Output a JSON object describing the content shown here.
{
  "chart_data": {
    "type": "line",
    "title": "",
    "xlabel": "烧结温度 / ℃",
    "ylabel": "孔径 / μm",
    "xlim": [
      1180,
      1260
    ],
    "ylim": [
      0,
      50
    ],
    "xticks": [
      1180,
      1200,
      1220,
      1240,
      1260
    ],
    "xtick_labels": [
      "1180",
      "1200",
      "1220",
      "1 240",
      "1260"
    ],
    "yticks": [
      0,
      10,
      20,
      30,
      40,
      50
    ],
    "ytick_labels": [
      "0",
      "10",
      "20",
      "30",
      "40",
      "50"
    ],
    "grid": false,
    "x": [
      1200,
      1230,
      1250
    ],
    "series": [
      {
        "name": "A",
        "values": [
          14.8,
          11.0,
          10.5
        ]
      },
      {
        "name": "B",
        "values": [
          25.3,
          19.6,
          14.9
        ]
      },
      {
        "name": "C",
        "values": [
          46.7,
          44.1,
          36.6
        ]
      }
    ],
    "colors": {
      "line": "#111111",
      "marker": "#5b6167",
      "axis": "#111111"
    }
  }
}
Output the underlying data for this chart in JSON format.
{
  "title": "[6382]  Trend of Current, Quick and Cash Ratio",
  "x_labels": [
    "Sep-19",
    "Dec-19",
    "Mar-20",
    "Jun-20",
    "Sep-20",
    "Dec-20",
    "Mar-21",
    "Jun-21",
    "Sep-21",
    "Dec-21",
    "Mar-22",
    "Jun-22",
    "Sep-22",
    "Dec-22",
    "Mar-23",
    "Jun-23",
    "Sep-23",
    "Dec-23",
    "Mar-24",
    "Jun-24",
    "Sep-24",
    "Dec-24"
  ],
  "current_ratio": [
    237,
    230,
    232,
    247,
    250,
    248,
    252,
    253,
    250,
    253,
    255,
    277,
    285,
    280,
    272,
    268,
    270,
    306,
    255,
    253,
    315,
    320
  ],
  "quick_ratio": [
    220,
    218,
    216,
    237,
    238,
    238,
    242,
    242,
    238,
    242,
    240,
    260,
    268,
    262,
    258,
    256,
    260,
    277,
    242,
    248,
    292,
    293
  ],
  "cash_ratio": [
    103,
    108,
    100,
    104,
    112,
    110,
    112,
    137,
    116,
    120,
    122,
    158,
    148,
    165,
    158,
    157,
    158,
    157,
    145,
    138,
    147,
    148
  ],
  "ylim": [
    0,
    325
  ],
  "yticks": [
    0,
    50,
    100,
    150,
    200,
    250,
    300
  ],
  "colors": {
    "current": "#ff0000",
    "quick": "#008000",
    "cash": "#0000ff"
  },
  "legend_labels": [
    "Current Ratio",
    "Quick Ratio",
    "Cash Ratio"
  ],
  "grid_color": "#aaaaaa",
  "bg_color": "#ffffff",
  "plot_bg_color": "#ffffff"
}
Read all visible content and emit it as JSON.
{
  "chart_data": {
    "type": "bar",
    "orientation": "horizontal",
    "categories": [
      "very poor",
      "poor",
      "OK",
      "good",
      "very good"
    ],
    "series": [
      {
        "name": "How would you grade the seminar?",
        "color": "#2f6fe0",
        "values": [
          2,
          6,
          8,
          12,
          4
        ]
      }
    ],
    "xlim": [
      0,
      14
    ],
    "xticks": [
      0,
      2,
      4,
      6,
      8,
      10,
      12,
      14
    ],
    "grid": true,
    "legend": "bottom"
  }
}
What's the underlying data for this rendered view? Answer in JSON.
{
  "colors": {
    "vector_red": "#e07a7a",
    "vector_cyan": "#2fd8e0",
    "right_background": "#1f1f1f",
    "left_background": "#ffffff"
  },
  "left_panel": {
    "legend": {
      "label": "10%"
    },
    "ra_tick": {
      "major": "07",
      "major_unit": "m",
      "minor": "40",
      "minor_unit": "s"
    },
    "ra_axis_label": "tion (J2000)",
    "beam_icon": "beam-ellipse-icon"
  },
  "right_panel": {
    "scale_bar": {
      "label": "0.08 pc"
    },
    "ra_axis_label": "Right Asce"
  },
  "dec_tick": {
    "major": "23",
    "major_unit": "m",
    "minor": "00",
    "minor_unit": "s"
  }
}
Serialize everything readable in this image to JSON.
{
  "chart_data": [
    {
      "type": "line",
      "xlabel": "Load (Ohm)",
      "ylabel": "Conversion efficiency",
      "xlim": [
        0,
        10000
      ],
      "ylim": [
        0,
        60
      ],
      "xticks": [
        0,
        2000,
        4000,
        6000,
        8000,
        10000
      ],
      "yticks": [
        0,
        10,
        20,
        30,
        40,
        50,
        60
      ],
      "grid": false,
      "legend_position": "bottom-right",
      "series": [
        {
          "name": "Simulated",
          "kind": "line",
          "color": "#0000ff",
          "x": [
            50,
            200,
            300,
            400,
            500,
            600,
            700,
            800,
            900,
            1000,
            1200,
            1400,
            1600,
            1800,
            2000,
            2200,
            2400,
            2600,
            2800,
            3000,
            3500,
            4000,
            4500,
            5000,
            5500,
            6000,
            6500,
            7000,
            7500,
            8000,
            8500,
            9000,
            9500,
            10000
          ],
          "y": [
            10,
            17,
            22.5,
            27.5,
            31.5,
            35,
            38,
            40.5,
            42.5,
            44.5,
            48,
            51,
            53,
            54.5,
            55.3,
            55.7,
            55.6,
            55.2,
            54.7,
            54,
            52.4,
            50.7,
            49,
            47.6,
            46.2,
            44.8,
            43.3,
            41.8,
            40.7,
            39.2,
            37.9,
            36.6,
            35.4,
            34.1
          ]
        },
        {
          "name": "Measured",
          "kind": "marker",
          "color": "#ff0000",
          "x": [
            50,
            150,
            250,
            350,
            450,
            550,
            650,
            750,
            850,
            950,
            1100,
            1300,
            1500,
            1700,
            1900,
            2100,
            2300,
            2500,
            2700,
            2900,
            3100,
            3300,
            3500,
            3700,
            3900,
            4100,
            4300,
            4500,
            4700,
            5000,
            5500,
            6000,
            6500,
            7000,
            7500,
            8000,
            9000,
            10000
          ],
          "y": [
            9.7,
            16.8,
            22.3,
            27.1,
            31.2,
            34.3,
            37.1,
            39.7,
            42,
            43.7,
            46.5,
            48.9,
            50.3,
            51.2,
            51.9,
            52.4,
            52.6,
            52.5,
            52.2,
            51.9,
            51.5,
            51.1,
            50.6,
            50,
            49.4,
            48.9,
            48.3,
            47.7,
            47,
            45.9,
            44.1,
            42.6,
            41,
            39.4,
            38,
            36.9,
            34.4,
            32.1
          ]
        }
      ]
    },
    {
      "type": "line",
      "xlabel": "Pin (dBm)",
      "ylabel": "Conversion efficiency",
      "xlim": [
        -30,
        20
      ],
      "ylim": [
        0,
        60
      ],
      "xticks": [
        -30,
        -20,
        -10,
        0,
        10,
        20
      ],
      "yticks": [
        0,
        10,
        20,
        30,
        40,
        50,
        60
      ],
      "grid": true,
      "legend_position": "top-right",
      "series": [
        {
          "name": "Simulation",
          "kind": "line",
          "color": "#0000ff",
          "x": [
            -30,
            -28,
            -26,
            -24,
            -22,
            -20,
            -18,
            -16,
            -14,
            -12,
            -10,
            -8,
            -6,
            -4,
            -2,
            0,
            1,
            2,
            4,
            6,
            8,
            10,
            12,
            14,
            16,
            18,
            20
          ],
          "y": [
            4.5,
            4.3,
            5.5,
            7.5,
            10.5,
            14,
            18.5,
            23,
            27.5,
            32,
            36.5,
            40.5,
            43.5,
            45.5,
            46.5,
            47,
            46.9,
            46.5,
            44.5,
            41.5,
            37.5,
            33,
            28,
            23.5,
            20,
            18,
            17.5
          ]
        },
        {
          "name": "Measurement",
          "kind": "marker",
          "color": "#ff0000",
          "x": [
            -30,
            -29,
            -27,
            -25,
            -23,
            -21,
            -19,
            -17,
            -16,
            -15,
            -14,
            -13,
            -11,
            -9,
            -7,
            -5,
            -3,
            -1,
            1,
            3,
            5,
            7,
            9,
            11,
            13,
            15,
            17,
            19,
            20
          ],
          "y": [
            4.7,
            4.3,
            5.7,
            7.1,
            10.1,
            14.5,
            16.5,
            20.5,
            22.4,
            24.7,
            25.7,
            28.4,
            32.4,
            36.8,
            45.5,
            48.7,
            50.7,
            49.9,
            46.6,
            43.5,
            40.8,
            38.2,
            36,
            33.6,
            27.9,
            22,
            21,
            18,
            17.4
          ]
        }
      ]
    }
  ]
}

§ §

** Prompt **
Display every line of the listing that contains the string "name".

** The reply **
        "name": "A",
        "name": "B",
        "name": "C",
        "name": "How would you grade the seminar?",
          "name": "Simulated",
          "name": "Measured",
          "name": "Simulation",
          "name": "Measurement",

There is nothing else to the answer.